** Begin PROVIDED RECORDS **

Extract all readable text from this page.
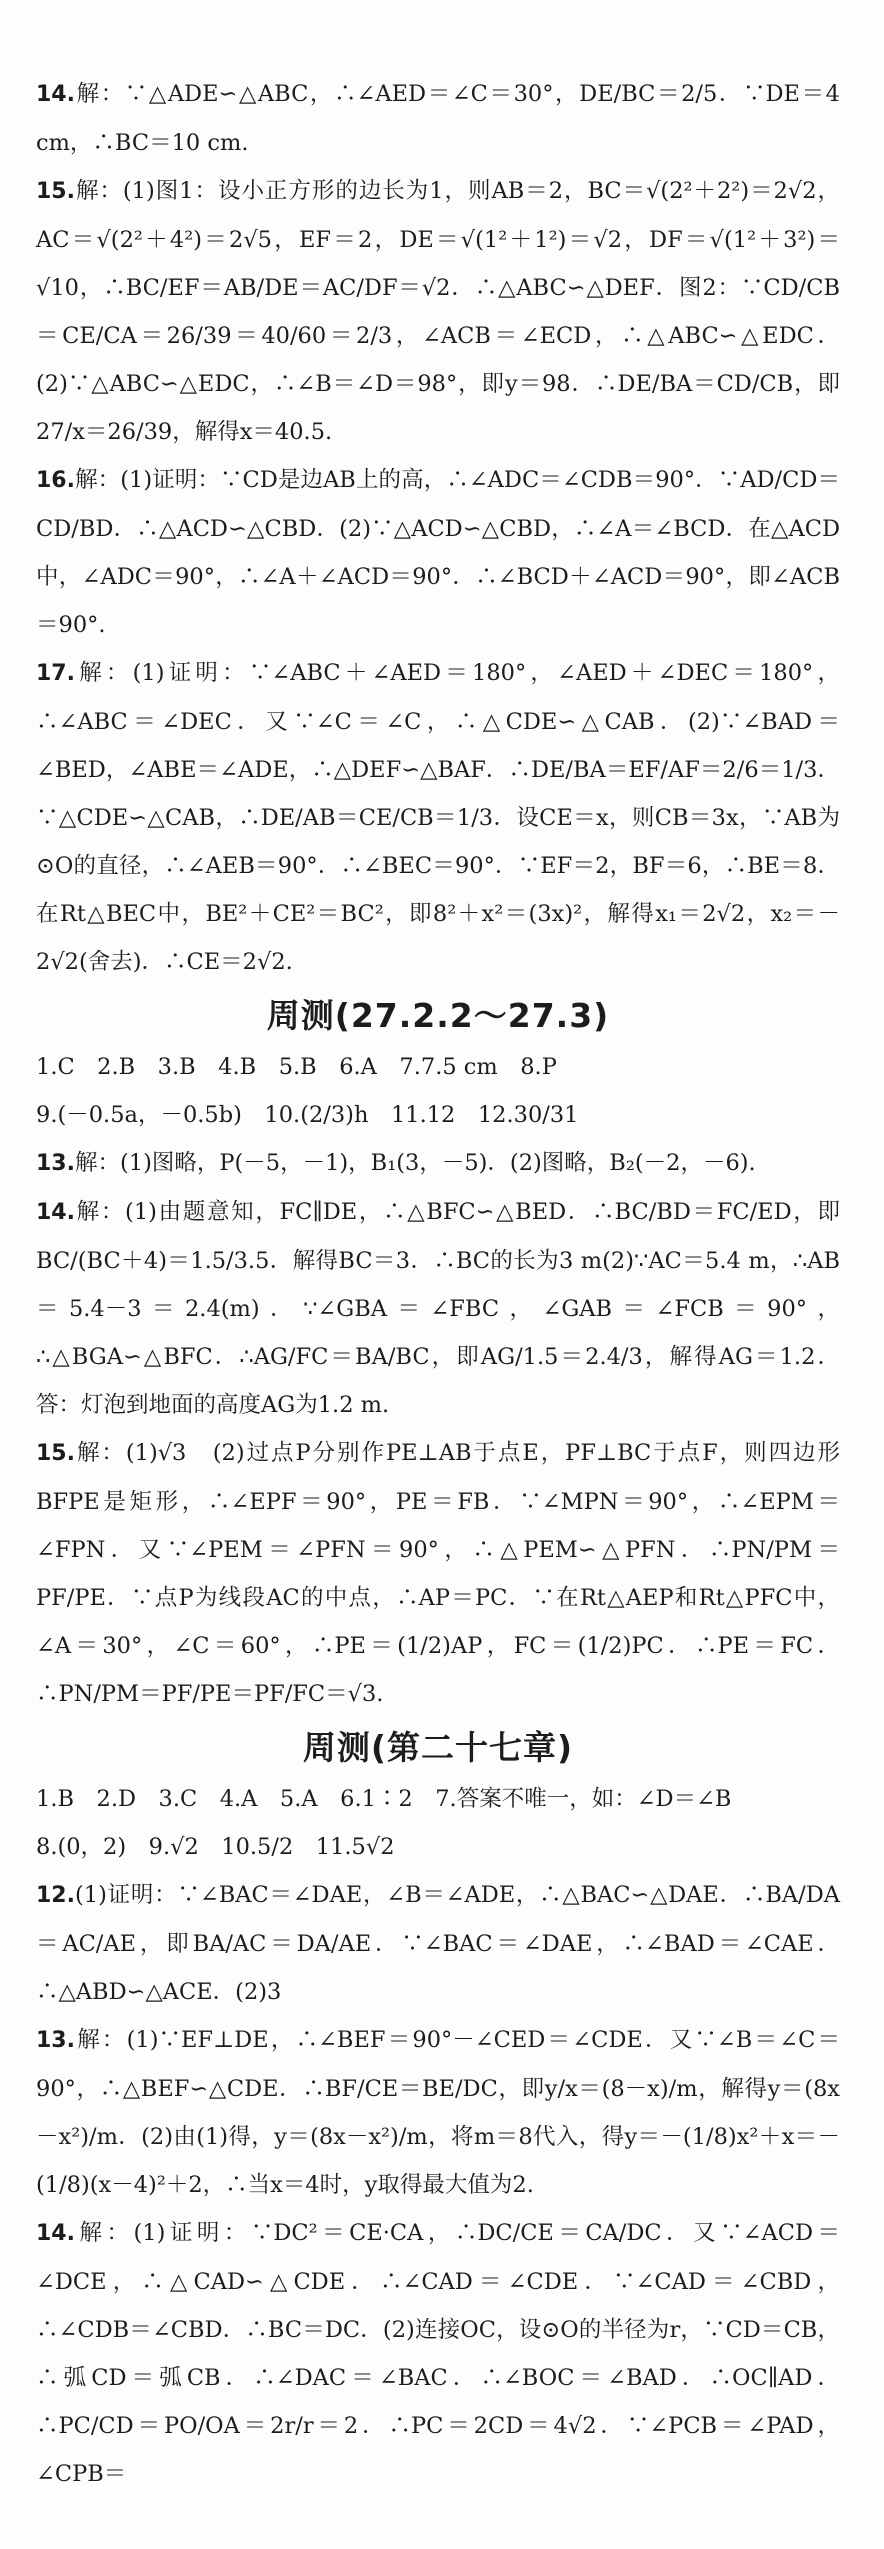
14.解：∵△ADE∽△ABC，∴∠AED＝∠C＝30°，DE/BC＝2/5．∵DE＝4 cm，∴BC＝10 cm.

15.解：(1)图1：设小正方形的边长为1，则AB＝2，BC＝√(2²＋2²)＝2√2，AC＝√(2²＋4²)＝2√5，EF＝2，DE＝√(1²＋1²)＝√2，DF＝√(1²＋3²)＝√10，∴BC/EF＝AB/DE＝AC/DF＝√2．∴△ABC∽△DEF．图2：∵CD/CB＝CE/CA＝26/39＝40/60＝2/3，∠ACB＝∠ECD，∴△ABC∽△EDC．(2)∵△ABC∽△EDC，∴∠B＝∠D＝98°，即y＝98．∴DE/BA＝CD/CB，即27/x＝26/39，解得x＝40.5.

16.解：(1)证明：∵CD是边AB上的高，∴∠ADC＝∠CDB＝90°．∵AD/CD＝CD/BD．∴△ACD∽△CBD．(2)∵△ACD∽△CBD，∴∠A＝∠BCD．在△ACD中，∠ADC＝90°，∴∠A＋∠ACD＝90°．∴∠BCD＋∠ACD＝90°，即∠ACB＝90°.

17.解：(1)证明：∵∠ABC＋∠AED＝180°，∠AED＋∠DEC＝180°，∴∠ABC＝∠DEC．又∵∠C＝∠C，∴△CDE∽△CAB．(2)∵∠BAD＝∠BED，∠ABE＝∠ADE，∴△DEF∽△BAF．∴DE/BA＝EF/AF＝2/6＝1/3．∵△CDE∽△CAB，∴DE/AB＝CE/CB＝1/3．设CE＝x，则CB＝3x，∵AB为⊙O的直径，∴∠AEB＝90°．∴∠BEC＝90°．∵EF＝2，BF＝6，∴BE＝8．在Rt△BEC中，BE²＋CE²＝BC²，即8²＋x²＝(3x)²，解得x₁＝2√2，x₂＝－2√2(舍去)．∴CE＝2√2.

周测(27.2.2～27.3)

1.C　2.B　3.B　4.B　5.B　6.A　7.7.5 cm　8.P

9.(－0.5a，－0.5b)　10.(2/3)h　11.12　12.30/31

13.解：(1)图略，P(－5，－1)，B₁(3，－5)．(2)图略，B₂(－2，－6).

14.解：(1)由题意知，FC∥DE，∴△BFC∽△BED．∴BC/BD＝FC/ED，即BC/(BC＋4)＝1.5/3.5．解得BC＝3．∴BC的长为3 m(2)∵AC＝5.4 m，∴AB＝5.4－3＝2.4(m)．∵∠GBA＝∠FBC，∠GAB＝∠FCB＝90°，∴△BGA∽△BFC．∴AG/FC＝BA/BC，即AG/1.5＝2.4/3，解得AG＝1.2．答：灯泡到地面的高度AG为1.2 m.

15.解：(1)√3　(2)过点P分别作PE⊥AB于点E，PF⊥BC于点F，则四边形BFPE是矩形，∴∠EPF＝90°，PE＝FB．∵∠MPN＝90°，∴∠EPM＝∠FPN．又∵∠PEM＝∠PFN＝90°，∴△PEM∽△PFN．∴PN/PM＝PF/PE．∵点P为线段AC的中点，∴AP＝PC．∵在Rt△AEP和Rt△PFC中，∠A＝30°，∠C＝60°，∴PE＝(1/2)AP，FC＝(1/2)PC．∴PE＝FC．∴PN/PM＝PF/PE＝PF/FC＝√3.

周测(第二十七章)

1.B　2.D　3.C　4.A　5.A　6.1∶2　7.答案不唯一，如：∠D＝∠B

8.(0，2)　9.√2　10.5/2　11.5√2

12.(1)证明：∵∠BAC＝∠DAE，∠B＝∠ADE，∴△BAC∽△DAE．∴BA/DA＝AC/AE，即BA/AC＝DA/AE．∵∠BAC＝∠DAE，∴∠BAD＝∠CAE．∴△ABD∽△ACE．(2)3

13.解：(1)∵EF⊥DE，∴∠BEF＝90°－∠CED＝∠CDE．又∵∠B＝∠C＝90°，∴△BEF∽△CDE．∴BF/CE＝BE/DC，即y/x＝(8－x)/m，解得y＝(8x－x²)/m．(2)由(1)得，y＝(8x－x²)/m，将m＝8代入，得y＝－(1/8)x²＋x＝－(1/8)(x－4)²＋2，∴当x＝4时，y取得最大值为2.

14.解：(1)证明：∵DC²＝CE·CA，∴DC/CE＝CA/DC．又∵∠ACD＝∠DCE，∴△CAD∽△CDE．∴∠CAD＝∠CDE．∵∠CAD＝∠CBD，∴∠CDB＝∠CBD．∴BC＝DC．(2)连接OC，设⊙O的半径为r，∵CD＝CB，∴弧CD＝弧CB．∴∠DAC＝∠BAC．∴∠BOC＝∠BAD．∴OC∥AD．∴PC/CD＝PO/OA＝2r/r＝2．∴PC＝2CD＝4√2．∵∠PCB＝∠PAD，∠CPB＝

** End PROVIDED RECORDS **

_WHAT YOU WILL DO_
Copy every record above exactly as written, but leave out the pictures.

_TASK RESPONSE_
Extract all readable text from this page.
14.解：∵△ADE∽△ABC，∴∠AED＝∠C＝30°，DE/BC＝2/5．∵DE＝4 cm，∴BC＝10 cm.

15.解：(1)图1：设小正方形的边长为1，则AB＝2，BC＝√(2²＋2²)＝2√2，AC＝√(2²＋4²)＝2√5，EF＝2，DE＝√(1²＋1²)＝√2，DF＝√(1²＋3²)＝√10，∴BC/EF＝AB/DE＝AC/DF＝√2．∴△ABC∽△DEF．图2：∵CD/CB＝CE/CA＝26/39＝40/60＝2/3，∠ACB＝∠ECD，∴△ABC∽△EDC．(2)∵△ABC∽△EDC，∴∠B＝∠D＝98°，即y＝98．∴DE/BA＝CD/CB，即27/x＝26/39，解得x＝40.5.

16.解：(1)证明：∵CD是边AB上的高，∴∠ADC＝∠CDB＝90°．∵AD/CD＝CD/BD．∴△ACD∽△CBD．(2)∵△ACD∽△CBD，∴∠A＝∠BCD．在△ACD中，∠ADC＝90°，∴∠A＋∠ACD＝90°．∴∠BCD＋∠ACD＝90°，即∠ACB＝90°.

17.解：(1)证明：∵∠ABC＋∠AED＝180°，∠AED＋∠DEC＝180°，∴∠ABC＝∠DEC．又∵∠C＝∠C，∴△CDE∽△CAB．(2)∵∠BAD＝∠BED，∠ABE＝∠ADE，∴△DEF∽△BAF．∴DE/BA＝EF/AF＝2/6＝1/3．∵△CDE∽△CAB，∴DE/AB＝CE/CB＝1/3．设CE＝x，则CB＝3x，∵AB为⊙O的直径，∴∠AEB＝90°．∴∠BEC＝90°．∵EF＝2，BF＝6，∴BE＝8．在Rt△BEC中，BE²＋CE²＝BC²，即8²＋x²＝(3x)²，解得x₁＝2√2，x₂＝－2√2(舍去)．∴CE＝2√2.

周测(27.2.2～27.3)

1.C　2.B　3.B　4.B　5.B　6.A　7.7.5 cm　8.P

9.(－0.5a，－0.5b)　10.(2/3)h　11.12　12.30/31

13.解：(1)图略，P(－5，－1)，B₁(3，－5)．(2)图略，B₂(－2，－6).

14.解：(1)由题意知，FC∥DE，∴△BFC∽△BED．∴BC/BD＝FC/ED，即BC/(BC＋4)＝1.5/3.5．解得BC＝3．∴BC的长为3 m(2)∵AC＝5.4 m，∴AB＝5.4－3＝2.4(m)．∵∠GBA＝∠FBC，∠GAB＝∠FCB＝90°，∴△BGA∽△BFC．∴AG/FC＝BA/BC，即AG/1.5＝2.4/3，解得AG＝1.2．答：灯泡到地面的高度AG为1.2 m.

15.解：(1)√3　(2)过点P分别作PE⊥AB于点E，PF⊥BC于点F，则四边形BFPE是矩形，∴∠EPF＝90°，PE＝FB．∵∠MPN＝90°，∴∠EPM＝∠FPN．又∵∠PEM＝∠PFN＝90°，∴△PEM∽△PFN．∴PN/PM＝PF/PE．∵点P为线段AC的中点，∴AP＝PC．∵在Rt△AEP和Rt△PFC中，∠A＝30°，∠C＝60°，∴PE＝(1/2)AP，FC＝(1/2)PC．∴PE＝FC．∴PN/PM＝PF/PE＝PF/FC＝√3.

周测(第二十七章)

1.B　2.D　3.C　4.A　5.A　6.1∶2　7.答案不唯一，如：∠D＝∠B

8.(0，2)　9.√2　10.5/2　11.5√2

12.(1)证明：∵∠BAC＝∠DAE，∠B＝∠ADE，∴△BAC∽△DAE．∴BA/DA＝AC/AE，即BA/AC＝DA/AE．∵∠BAC＝∠DAE，∴∠BAD＝∠CAE．∴△ABD∽△ACE．(2)3

13.解：(1)∵EF⊥DE，∴∠BEF＝90°－∠CED＝∠CDE．又∵∠B＝∠C＝90°，∴△BEF∽△CDE．∴BF/CE＝BE/DC，即y/x＝(8－x)/m，解得y＝(8x－x²)/m．(2)由(1)得，y＝(8x－x²)/m，将m＝8代入，得y＝－(1/8)x²＋x＝－(1/8)(x－4)²＋2，∴当x＝4时，y取得最大值为2.

14.解：(1)证明：∵DC²＝CE·CA，∴DC/CE＝CA/DC．又∵∠ACD＝∠DCE，∴△CAD∽△CDE．∴∠CAD＝∠CDE．∵∠CAD＝∠CBD，∴∠CDB＝∠CBD．∴BC＝DC．(2)连接OC，设⊙O的半径为r，∵CD＝CB，∴弧CD＝弧CB．∴∠DAC＝∠BAC．∴∠BOC＝∠BAD．∴OC∥AD．∴PC/CD＝PO/OA＝2r/r＝2．∴PC＝2CD＝4√2．∵∠PCB＝∠PAD，∠CPB＝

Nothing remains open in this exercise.